>> start Extracted data

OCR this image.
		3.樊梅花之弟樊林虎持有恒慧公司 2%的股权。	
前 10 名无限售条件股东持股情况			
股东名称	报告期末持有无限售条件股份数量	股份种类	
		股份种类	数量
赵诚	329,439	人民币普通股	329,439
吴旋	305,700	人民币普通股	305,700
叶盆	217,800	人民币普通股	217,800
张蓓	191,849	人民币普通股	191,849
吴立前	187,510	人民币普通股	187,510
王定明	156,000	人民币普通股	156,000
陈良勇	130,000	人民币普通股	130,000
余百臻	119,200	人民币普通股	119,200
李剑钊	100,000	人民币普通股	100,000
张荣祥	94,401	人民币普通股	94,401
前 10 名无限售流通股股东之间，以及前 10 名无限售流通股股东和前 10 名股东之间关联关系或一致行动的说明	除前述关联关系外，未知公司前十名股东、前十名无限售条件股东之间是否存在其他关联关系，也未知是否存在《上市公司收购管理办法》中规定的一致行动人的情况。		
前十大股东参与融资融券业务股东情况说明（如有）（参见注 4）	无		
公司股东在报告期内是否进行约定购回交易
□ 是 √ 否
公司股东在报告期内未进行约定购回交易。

>> end Extracted data

## Set task:
Quote each line of the listing above exactly.

## Worked solution:
OCR this image.
		3.樊梅花之弟樊林虎持有恒慧公司 2%的股权。	
前 10 名无限售条件股东持股情况			
股东名称	报告期末持有无限售条件股份数量	股份种类	
		股份种类	数量
赵诚	329,439	人民币普通股	329,439
吴旋	305,700	人民币普通股	305,700
叶盆	217,800	人民币普通股	217,800
张蓓	191,849	人民币普通股	191,849
吴立前	187,510	人民币普通股	187,510
王定明	156,000	人民币普通股	156,000
陈良勇	130,000	人民币普通股	130,000
余百臻	119,200	人民币普通股	119,200
李剑钊	100,000	人民币普通股	100,000
张荣祥	94,401	人民币普通股	94,401
前 10 名无限售流通股股东之间，以及前 10 名无限售流通股股东和前 10 名股东之间关联关系或一致行动的说明	除前述关联关系外，未知公司前十名股东、前十名无限售条件股东之间是否存在其他关联关系，也未知是否存在《上市公司收购管理办法》中规定的一致行动人的情况。		
前十大股东参与融资融券业务股东情况说明（如有）（参见注 4）	无		
公司股东在报告期内是否进行约定购回交易
□ 是 √ 否
公司股东在报告期内未进行约定购回交易。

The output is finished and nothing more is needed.